** start **
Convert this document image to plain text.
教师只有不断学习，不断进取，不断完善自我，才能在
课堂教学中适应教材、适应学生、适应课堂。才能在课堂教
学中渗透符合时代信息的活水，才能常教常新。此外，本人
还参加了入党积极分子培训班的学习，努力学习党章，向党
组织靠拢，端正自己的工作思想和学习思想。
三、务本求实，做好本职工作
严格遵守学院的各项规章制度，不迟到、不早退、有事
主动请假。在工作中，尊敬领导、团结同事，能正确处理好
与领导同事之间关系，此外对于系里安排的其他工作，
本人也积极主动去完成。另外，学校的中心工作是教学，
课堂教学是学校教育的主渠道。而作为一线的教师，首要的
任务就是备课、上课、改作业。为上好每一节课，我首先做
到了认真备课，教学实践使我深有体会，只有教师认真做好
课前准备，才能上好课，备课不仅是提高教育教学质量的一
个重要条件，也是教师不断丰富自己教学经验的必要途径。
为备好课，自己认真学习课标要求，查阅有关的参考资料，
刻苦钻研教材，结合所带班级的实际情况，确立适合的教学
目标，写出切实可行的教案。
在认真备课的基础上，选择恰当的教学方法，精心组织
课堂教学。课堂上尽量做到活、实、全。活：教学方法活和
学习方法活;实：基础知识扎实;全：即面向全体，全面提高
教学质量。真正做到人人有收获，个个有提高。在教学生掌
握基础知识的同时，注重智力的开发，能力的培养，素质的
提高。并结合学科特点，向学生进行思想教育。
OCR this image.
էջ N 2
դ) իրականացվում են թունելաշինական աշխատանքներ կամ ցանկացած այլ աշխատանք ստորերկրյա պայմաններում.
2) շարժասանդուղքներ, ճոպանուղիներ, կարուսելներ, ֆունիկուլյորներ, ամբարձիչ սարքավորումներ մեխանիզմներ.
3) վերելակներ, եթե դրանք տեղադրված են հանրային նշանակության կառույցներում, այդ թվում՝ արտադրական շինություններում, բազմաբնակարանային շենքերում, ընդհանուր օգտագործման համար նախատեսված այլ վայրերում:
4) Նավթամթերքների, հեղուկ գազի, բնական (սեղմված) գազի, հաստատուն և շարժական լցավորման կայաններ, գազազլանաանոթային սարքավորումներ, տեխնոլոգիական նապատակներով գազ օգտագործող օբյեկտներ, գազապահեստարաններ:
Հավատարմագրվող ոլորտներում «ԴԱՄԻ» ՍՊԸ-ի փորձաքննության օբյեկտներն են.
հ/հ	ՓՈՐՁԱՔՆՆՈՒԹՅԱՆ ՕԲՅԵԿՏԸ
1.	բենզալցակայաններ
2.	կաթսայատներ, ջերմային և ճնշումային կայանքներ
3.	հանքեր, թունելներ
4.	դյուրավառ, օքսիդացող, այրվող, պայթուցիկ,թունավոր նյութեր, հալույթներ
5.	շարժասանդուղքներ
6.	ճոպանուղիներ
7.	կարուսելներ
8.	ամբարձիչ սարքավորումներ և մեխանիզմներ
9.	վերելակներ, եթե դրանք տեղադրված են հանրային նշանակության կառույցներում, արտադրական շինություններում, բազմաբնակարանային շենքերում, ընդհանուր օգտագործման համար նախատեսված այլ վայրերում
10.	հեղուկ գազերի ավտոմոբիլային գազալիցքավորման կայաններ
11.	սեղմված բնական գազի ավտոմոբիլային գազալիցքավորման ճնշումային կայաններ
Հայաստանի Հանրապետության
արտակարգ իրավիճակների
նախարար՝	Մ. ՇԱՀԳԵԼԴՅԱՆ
** end **
STATED GOAL
Transcribe all of the entries without altering anything.

EXERCISE RESULT
Convert this document image to plain text.
教师只有不断学习，不断进取，不断完善自我，才能在
课堂教学中适应教材、适应学生、适应课堂。才能在课堂教
学中渗透符合时代信息的活水，才能常教常新。此外，本人
还参加了入党积极分子培训班的学习，努力学习党章，向党
组织靠拢，端正自己的工作思想和学习思想。
三、务本求实，做好本职工作
严格遵守学院的各项规章制度，不迟到、不早退、有事
主动请假。在工作中，尊敬领导、团结同事，能正确处理好
与领导同事之间关系，此外对于系里安排的其他工作，
本人也积极主动去完成。另外，学校的中心工作是教学，
课堂教学是学校教育的主渠道。而作为一线的教师，首要的
任务就是备课、上课、改作业。为上好每一节课，我首先做
到了认真备课，教学实践使我深有体会，只有教师认真做好
课前准备，才能上好课，备课不仅是提高教育教学质量的一
个重要条件，也是教师不断丰富自己教学经验的必要途径。
为备好课，自己认真学习课标要求，查阅有关的参考资料，
刻苦钻研教材，结合所带班级的实际情况，确立适合的教学
目标，写出切实可行的教案。
在认真备课的基础上，选择恰当的教学方法，精心组织
课堂教学。课堂上尽量做到活、实、全。活：教学方法活和
学习方法活;实：基础知识扎实;全：即面向全体，全面提高
教学质量。真正做到人人有收获，个个有提高。在教学生掌
握基础知识的同时，注重智力的开发，能力的培养，素质的
提高。并结合学科特点，向学生进行思想教育。
OCR this image.
էջ N 2
դ) իրականացվում են թունելաշինական աշխատանքներ կամ ցանկացած այլ աշխատանք ստորերկրյա պայմաններում.
2) շարժասանդուղքներ, ճոպանուղիներ, կարուսելներ, ֆունիկուլյորներ, ամբարձիչ սարքավորումներ մեխանիզմներ.
3) վերելակներ, եթե դրանք տեղադրված են հանրային նշանակության կառույցներում, այդ թվում՝ արտադրական շինություններում, բազմաբնակարանային շենքերում, ընդհանուր օգտագործման համար նախատեսված այլ վայրերում:
4) Նավթամթերքների, հեղուկ գազի, բնական (սեղմված) գազի, հաստատուն և շարժական լցավորման կայաններ, գազազլանաանոթային սարքավորումներ, տեխնոլոգիական նապատակներով գազ օգտագործող օբյեկտներ, գազապահեստարաններ:
Հավատարմագրվող ոլորտներում «ԴԱՄԻ» ՍՊԸ-ի փորձաքննության օբյեկտներն են.
հ/հ	ՓՈՐՁԱՔՆՆՈՒԹՅԱՆ ՕԲՅԵԿՏԸ
1.	բենզալցակայաններ
2.	կաթսայատներ, ջերմային և ճնշումային կայանքներ
3.	հանքեր, թունելներ
4.	դյուրավառ, օքսիդացող, այրվող, պայթուցիկ,թունավոր նյութեր, հալույթներ
5.	շարժասանդուղքներ
6.	ճոպանուղիներ
7.	կարուսելներ
8.	ամբարձիչ սարքավորումներ և մեխանիզմներ
9.	վերելակներ, եթե դրանք տեղադրված են հանրային նշանակության կառույցներում, արտադրական շինություններում, բազմաբնակարանային շենքերում, ընդհանուր օգտագործման համար նախատեսված այլ վայրերում
10.	հեղուկ գազերի ավտոմոբիլային գազալիցքավորման կայաններ
11.	սեղմված բնական գազի ավտոմոբիլային գազալիցքավորման ճնշումային կայաններ
Հայաստանի Հանրապետության
արտակարգ իրավիճակների
նախարար՝	Մ. ՇԱՀԳԵԼԴՅԱՆ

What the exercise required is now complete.